Given request
Transcribe the records that follow exactly. Skip the pictures.

Records for the exercise
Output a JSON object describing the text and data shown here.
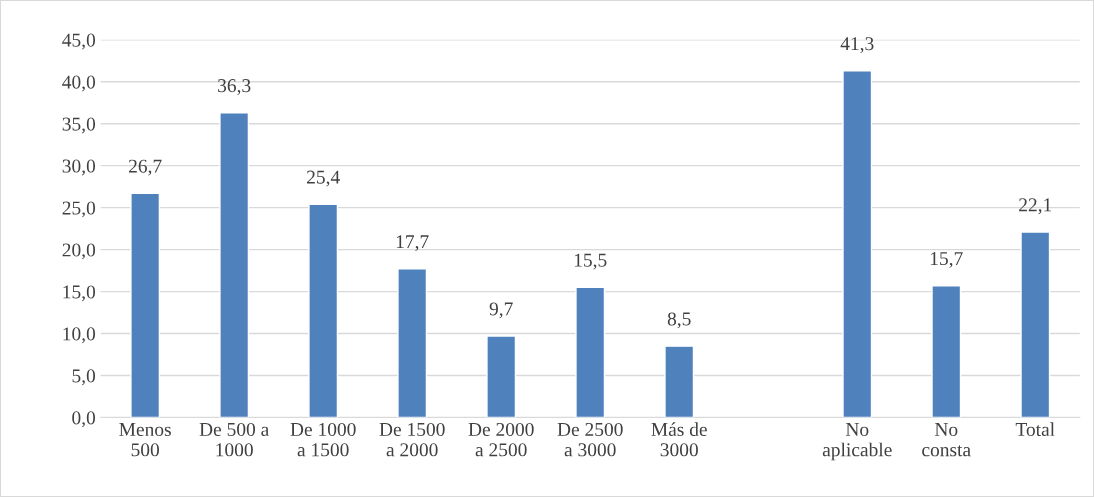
{
  "chart_data": {
    "type": "bar",
    "categories": [
      "Menos 500",
      "De 500 a 1000",
      "De 1000 a 1500",
      "De 1500 a 2000",
      "De 2000 a 2500",
      "De 2500 a 3000",
      "Más de 3000",
      null,
      "No aplicable",
      "No consta",
      "Total"
    ],
    "values": [
      26.7,
      36.3,
      25.4,
      17.7,
      9.7,
      15.5,
      8.5,
      null,
      41.3,
      15.7,
      22.1
    ],
    "value_labels": [
      "26,7",
      "36,3",
      "25,4",
      "17,7",
      "9,7",
      "15,5",
      "8,5",
      null,
      "41,3",
      "15,7",
      "22,1"
    ],
    "color": "#4f81bd",
    "ylim": [
      0,
      45
    ],
    "yticks": [
      {
        "value": 0,
        "label": "0,0"
      },
      {
        "value": 5,
        "label": "5,0"
      },
      {
        "value": 10,
        "label": "10,0"
      },
      {
        "value": 15,
        "label": "15,0"
      },
      {
        "value": 20,
        "label": "20,0"
      },
      {
        "value": 25,
        "label": "25,0"
      },
      {
        "value": 30,
        "label": "30,0"
      },
      {
        "value": 35,
        "label": "35,0"
      },
      {
        "value": 40,
        "label": "40,0"
      },
      {
        "value": 45,
        "label": "45,0"
      }
    ],
    "grid": "y"
  }
}
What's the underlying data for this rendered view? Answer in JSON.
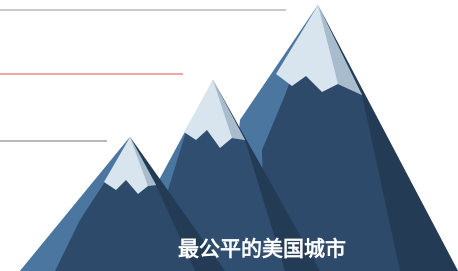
{
  "caption": "最公平的美国城市"
}
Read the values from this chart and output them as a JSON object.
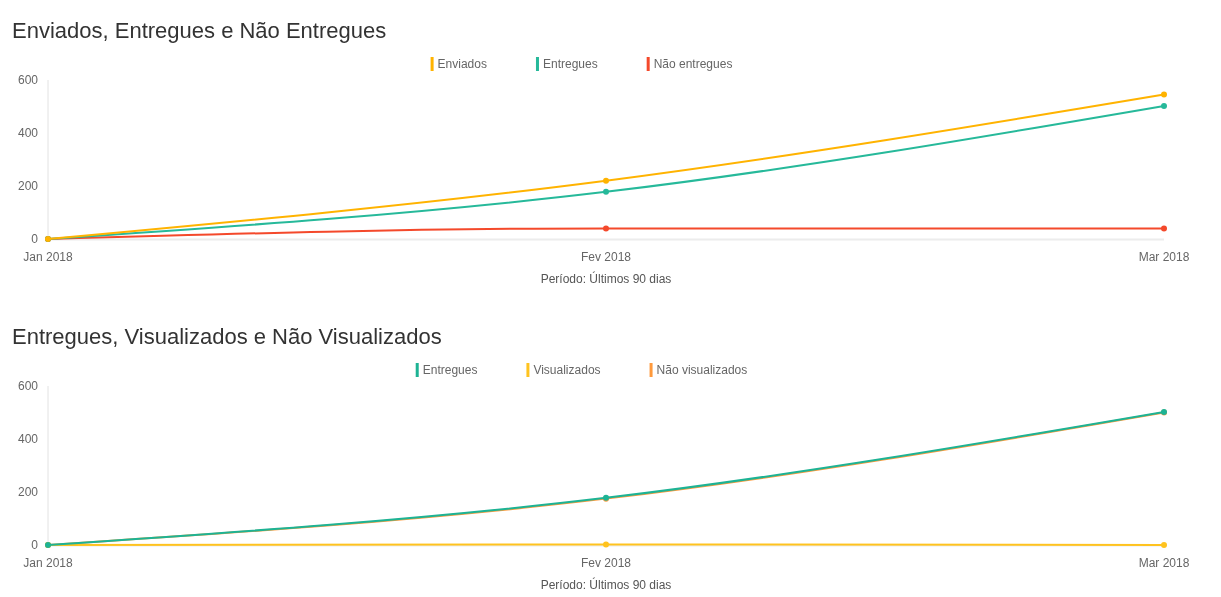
{
  "chart_data": [
    {
      "type": "line",
      "title": "Enviados, Entregues e Não Entregues",
      "xlabel": "Período: Últimos 90 dias",
      "categories": [
        "Jan 2018",
        "Fev 2018",
        "Mar 2018"
      ],
      "series": [
        {
          "name": "Enviados",
          "color": "#ffb300",
          "values": [
            0,
            220,
            545
          ]
        },
        {
          "name": "Entregues",
          "color": "#26b99a",
          "values": [
            0,
            178,
            502
          ]
        },
        {
          "name": "Não entregues",
          "color": "#f4492b",
          "values": [
            0,
            40,
            40
          ]
        }
      ],
      "ylim": [
        0,
        600
      ],
      "yticks": [
        0,
        200,
        400,
        600
      ],
      "legend": "top",
      "marker": "circle"
    },
    {
      "type": "line",
      "title": "Entregues, Visualizados e Não Visualizados",
      "xlabel": "Período: Últimos 90 dias",
      "categories": [
        "Jan 2018",
        "Fev 2018",
        "Mar 2018"
      ],
      "series": [
        {
          "name": "Entregues",
          "color": "#1db394",
          "values": [
            0,
            178,
            502
          ]
        },
        {
          "name": "Visualizados",
          "color": "#ffc31f",
          "values": [
            0,
            2,
            0
          ]
        },
        {
          "name": "Não visualizados",
          "color": "#ff9a3c",
          "values": [
            0,
            175,
            500
          ]
        }
      ],
      "ylim": [
        0,
        600
      ],
      "yticks": [
        0,
        200,
        400,
        600
      ],
      "legend": "top",
      "marker": "circle"
    }
  ]
}
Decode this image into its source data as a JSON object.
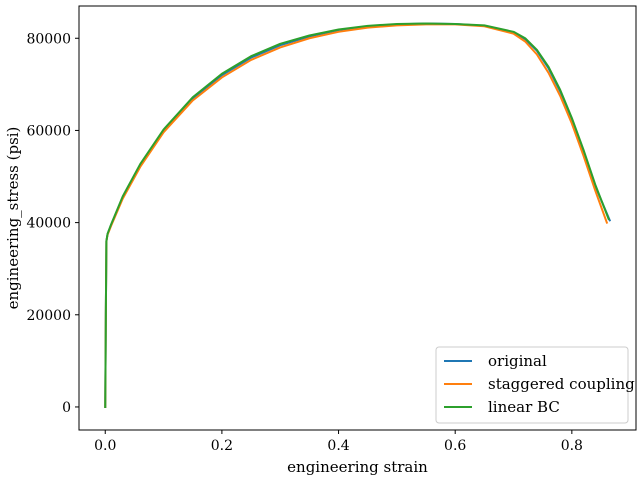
{
  "chart_data": {
    "type": "line",
    "title": "",
    "xlabel": "engineering strain",
    "ylabel": "engineering_stress (psi)",
    "xlim": [
      -0.045,
      0.91
    ],
    "ylim": [
      -5000,
      87000
    ],
    "xticks": [
      0.0,
      0.2,
      0.4,
      0.6,
      0.8
    ],
    "xtick_labels": [
      "0.0",
      "0.2",
      "0.4",
      "0.6",
      "0.8"
    ],
    "yticks": [
      0,
      20000,
      40000,
      60000,
      80000
    ],
    "ytick_labels": [
      "0",
      "20000",
      "40000",
      "60000",
      "80000"
    ],
    "grid": false,
    "legend_position": "lower-right",
    "series": [
      {
        "name": "original",
        "color": "#1f77b4",
        "x": [
          0.0,
          0.001,
          0.002,
          0.004,
          0.01,
          0.03,
          0.06,
          0.1,
          0.15,
          0.2,
          0.25,
          0.3,
          0.35,
          0.4,
          0.45,
          0.5,
          0.55,
          0.6,
          0.65,
          0.7,
          0.72,
          0.74,
          0.76,
          0.78,
          0.8,
          0.82,
          0.84,
          0.865
        ],
        "y": [
          0,
          20000,
          36000,
          37500,
          39500,
          45500,
          52500,
          60000,
          67000,
          72000,
          75800,
          78500,
          80400,
          81800,
          82600,
          83000,
          83200,
          83100,
          82700,
          81300,
          79800,
          77300,
          73500,
          68500,
          62500,
          55500,
          48000,
          40500
        ]
      },
      {
        "name": "staggered coupling",
        "color": "#ff7f0e",
        "x": [
          0.0,
          0.001,
          0.002,
          0.004,
          0.01,
          0.03,
          0.06,
          0.1,
          0.15,
          0.2,
          0.25,
          0.3,
          0.35,
          0.4,
          0.45,
          0.5,
          0.55,
          0.6,
          0.65,
          0.7,
          0.72,
          0.74,
          0.76,
          0.78,
          0.8,
          0.82,
          0.84,
          0.86
        ],
        "y": [
          0,
          20000,
          36000,
          37400,
          39300,
          45200,
          52100,
          59600,
          66500,
          71500,
          75300,
          78000,
          80000,
          81400,
          82300,
          82800,
          83000,
          83000,
          82600,
          81000,
          79300,
          76500,
          72500,
          67500,
          61500,
          54500,
          47000,
          40000
        ]
      },
      {
        "name": "linear BC",
        "color": "#2ca02c",
        "x": [
          0.0,
          0.001,
          0.002,
          0.004,
          0.01,
          0.03,
          0.06,
          0.1,
          0.15,
          0.2,
          0.25,
          0.3,
          0.35,
          0.4,
          0.45,
          0.5,
          0.55,
          0.6,
          0.65,
          0.7,
          0.72,
          0.74,
          0.76,
          0.78,
          0.8,
          0.82,
          0.84,
          0.863
        ],
        "y": [
          0,
          20000,
          36000,
          37600,
          39600,
          45700,
          52700,
          60200,
          67200,
          72300,
          76100,
          78800,
          80600,
          81900,
          82700,
          83100,
          83200,
          83100,
          82800,
          81400,
          80000,
          77500,
          73800,
          68800,
          62700,
          55800,
          48300,
          40800
        ]
      }
    ]
  }
}
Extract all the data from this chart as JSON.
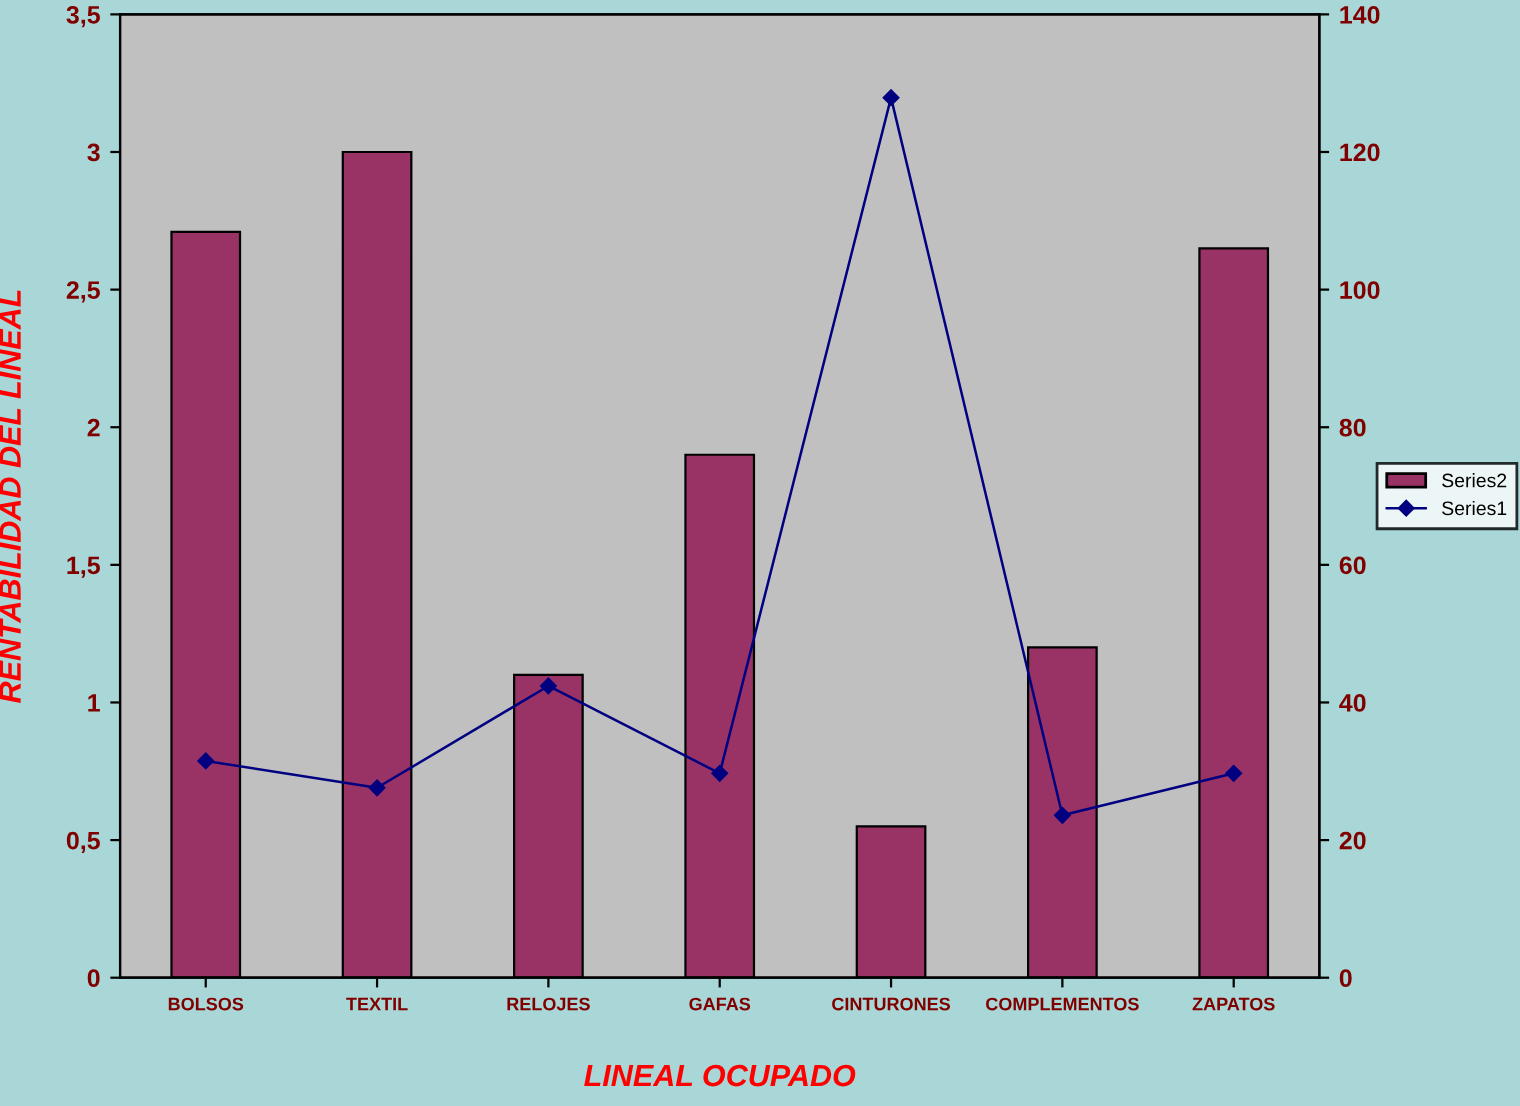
{
  "chart_data": {
    "type": "bar",
    "xlabel": "LINEAL OCUPADO",
    "ylabel": "RENTABILIDAD DEL LINEAL",
    "categories": [
      "BOLSOS",
      "TEXTIL",
      "RELOJES",
      "GAFAS",
      "CINTURONES",
      "COMPLEMENTOS",
      "ZAPATOS"
    ],
    "series": [
      {
        "name": "Series2",
        "color": "#993366",
        "values": [
          2.71,
          3.0,
          1.1,
          1.9,
          0.55,
          1.2,
          2.65
        ]
      },
      {
        "name": "Series1",
        "type": "line",
        "axis": "y2",
        "color": "#000080",
        "marker": "diamond",
        "values": [
          31.5,
          27.6,
          42.4,
          29.7,
          127.9,
          23.6,
          29.7
        ]
      }
    ],
    "ylim": [
      0,
      3.5
    ],
    "yticks": [
      0,
      {
        "value": 0.5,
        "label": "0,5"
      },
      1,
      {
        "value": 1.5,
        "label": "1,5"
      },
      2,
      {
        "value": 2.5,
        "label": "2,5"
      },
      3,
      {
        "value": 3.5,
        "label": "3,5"
      }
    ],
    "y2lim": [
      0,
      140
    ],
    "y2ticks": [
      0,
      20,
      40,
      60,
      80,
      100,
      120,
      140
    ],
    "grid": false,
    "legend": "right"
  }
}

Exercise result
Output a JSON object describing the text and data shown here.
{
  "chart_data": {
    "type": "bar",
    "categories": [
      "Menos 500",
      "De 500 a 1000",
      "De 1000 a 1500",
      "De 1500 a 2000",
      "De 2000 a 2500",
      "De 2500 a 3000",
      "Más de 3000",
      null,
      "No aplicable",
      "No consta",
      "Total"
    ],
    "values": [
      26.7,
      36.3,
      25.4,
      17.7,
      9.7,
      15.5,
      8.5,
      null,
      41.3,
      15.7,
      22.1
    ],
    "value_labels": [
      "26,7",
      "36,3",
      "25,4",
      "17,7",
      "9,7",
      "15,5",
      "8,5",
      null,
      "41,3",
      "15,7",
      "22,1"
    ],
    "color": "#4f81bd",
    "ylim": [
      0,
      45
    ],
    "yticks": [
      {
        "value": 0,
        "label": "0,0"
      },
      {
        "value": 5,
        "label": "5,0"
      },
      {
        "value": 10,
        "label": "10,0"
      },
      {
        "value": 15,
        "label": "15,0"
      },
      {
        "value": 20,
        "label": "20,0"
      },
      {
        "value": 25,
        "label": "25,0"
      },
      {
        "value": 30,
        "label": "30,0"
      },
      {
        "value": 35,
        "label": "35,0"
      },
      {
        "value": 40,
        "label": "40,0"
      },
      {
        "value": 45,
        "label": "45,0"
      }
    ],
    "grid": "y"
  }
}
What's the underlying data for this rendered view? Answer in JSON.
{
  "caption": "最公平的美国城市"
}
Read the values from this chart and output them as a JSON object.
{
  "chart_data": [
    {
      "type": "line",
      "title": "Enviados, Entregues e Não Entregues",
      "xlabel": "Período: Últimos 90 dias",
      "categories": [
        "Jan 2018",
        "Fev 2018",
        "Mar 2018"
      ],
      "series": [
        {
          "name": "Enviados",
          "color": "#ffb300",
          "values": [
            0,
            220,
            545
          ]
        },
        {
          "name": "Entregues",
          "color": "#26b99a",
          "values": [
            0,
            178,
            502
          ]
        },
        {
          "name": "Não entregues",
          "color": "#f4492b",
          "values": [
            0,
            40,
            40
          ]
        }
      ],
      "ylim": [
        0,
        600
      ],
      "yticks": [
        0,
        200,
        400,
        600
      ],
      "legend": "top",
      "marker": "circle"
    },
    {
      "type": "line",
      "title": "Entregues, Visualizados e Não Visualizados",
      "xlabel": "Período: Últimos 90 dias",
      "categories": [
        "Jan 2018",
        "Fev 2018",
        "Mar 2018"
      ],
      "series": [
        {
          "name": "Entregues",
          "color": "#1db394",
          "values": [
            0,
            178,
            502
          ]
        },
        {
          "name": "Visualizados",
          "color": "#ffc31f",
          "values": [
            0,
            2,
            0
          ]
        },
        {
          "name": "Não visualizados",
          "color": "#ff9a3c",
          "values": [
            0,
            175,
            500
          ]
        }
      ],
      "ylim": [
        0,
        600
      ],
      "yticks": [
        0,
        200,
        400,
        600
      ],
      "legend": "top",
      "marker": "circle"
    }
  ]
}
Decode this image into its source data as a JSON object.
{
  "chart_data": {
    "type": "line",
    "title": "",
    "xlabel": "engineering strain",
    "ylabel": "engineering_stress (psi)",
    "xlim": [
      -0.045,
      0.91
    ],
    "ylim": [
      -5000,
      87000
    ],
    "xticks": [
      0.0,
      0.2,
      0.4,
      0.6,
      0.8
    ],
    "xtick_labels": [
      "0.0",
      "0.2",
      "0.4",
      "0.6",
      "0.8"
    ],
    "yticks": [
      0,
      20000,
      40000,
      60000,
      80000
    ],
    "ytick_labels": [
      "0",
      "20000",
      "40000",
      "60000",
      "80000"
    ],
    "grid": false,
    "legend_position": "lower-right",
    "series": [
      {
        "name": "original",
        "color": "#1f77b4",
        "x": [
          0.0,
          0.001,
          0.002,
          0.004,
          0.01,
          0.03,
          0.06,
          0.1,
          0.15,
          0.2,
          0.25,
          0.3,
          0.35,
          0.4,
          0.45,
          0.5,
          0.55,
          0.6,
          0.65,
          0.7,
          0.72,
          0.74,
          0.76,
          0.78,
          0.8,
          0.82,
          0.84,
          0.865
        ],
        "y": [
          0,
          20000,
          36000,
          37500,
          39500,
          45500,
          52500,
          60000,
          67000,
          72000,
          75800,
          78500,
          80400,
          81800,
          82600,
          83000,
          83200,
          83100,
          82700,
          81300,
          79800,
          77300,
          73500,
          68500,
          62500,
          55500,
          48000,
          40500
        ]
      },
      {
        "name": "staggered coupling",
        "color": "#ff7f0e",
        "x": [
          0.0,
          0.001,
          0.002,
          0.004,
          0.01,
          0.03,
          0.06,
          0.1,
          0.15,
          0.2,
          0.25,
          0.3,
          0.35,
          0.4,
          0.45,
          0.5,
          0.55,
          0.6,
          0.65,
          0.7,
          0.72,
          0.74,
          0.76,
          0.78,
          0.8,
          0.82,
          0.84,
          0.86
        ],
        "y": [
          0,
          20000,
          36000,
          37400,
          39300,
          45200,
          52100,
          59600,
          66500,
          71500,
          75300,
          78000,
          80000,
          81400,
          82300,
          82800,
          83000,
          83000,
          82600,
          81000,
          79300,
          76500,
          72500,
          67500,
          61500,
          54500,
          47000,
          40000
        ]
      },
      {
        "name": "linear BC",
        "color": "#2ca02c",
        "x": [
          0.0,
          0.001,
          0.002,
          0.004,
          0.01,
          0.03,
          0.06,
          0.1,
          0.15,
          0.2,
          0.25,
          0.3,
          0.35,
          0.4,
          0.45,
          0.5,
          0.55,
          0.6,
          0.65,
          0.7,
          0.72,
          0.74,
          0.76,
          0.78,
          0.8,
          0.82,
          0.84,
          0.863
        ],
        "y": [
          0,
          20000,
          36000,
          37600,
          39600,
          45700,
          52700,
          60200,
          67200,
          72300,
          76100,
          78800,
          80600,
          81900,
          82700,
          83100,
          83200,
          83100,
          82800,
          81400,
          80000,
          77500,
          73800,
          68800,
          62700,
          55800,
          48300,
          40800
        ]
      }
    ]
  }
}
Extract all the data from this chart as JSON.
{
  "chart_data": {
    "type": "bar",
    "xlabel": "LINEAL OCUPADO",
    "ylabel": "RENTABILIDAD DEL LINEAL",
    "categories": [
      "BOLSOS",
      "TEXTIL",
      "RELOJES",
      "GAFAS",
      "CINTURONES",
      "COMPLEMENTOS",
      "ZAPATOS"
    ],
    "series": [
      {
        "name": "Series2",
        "color": "#993366",
        "values": [
          2.71,
          3.0,
          1.1,
          1.9,
          0.55,
          1.2,
          2.65
        ]
      },
      {
        "name": "Series1",
        "type": "line",
        "axis": "y2",
        "color": "#000080",
        "marker": "diamond",
        "values": [
          31.5,
          27.6,
          42.4,
          29.7,
          127.9,
          23.6,
          29.7
        ]
      }
    ],
    "ylim": [
      0,
      3.5
    ],
    "yticks": [
      0,
      {
        "value": 0.5,
        "label": "0,5"
      },
      1,
      {
        "value": 1.5,
        "label": "1,5"
      },
      2,
      {
        "value": 2.5,
        "label": "2,5"
      },
      3,
      {
        "value": 3.5,
        "label": "3,5"
      }
    ],
    "y2lim": [
      0,
      140
    ],
    "y2ticks": [
      0,
      20,
      40,
      60,
      80,
      100,
      120,
      140
    ],
    "grid": false,
    "legend": "right"
  }
}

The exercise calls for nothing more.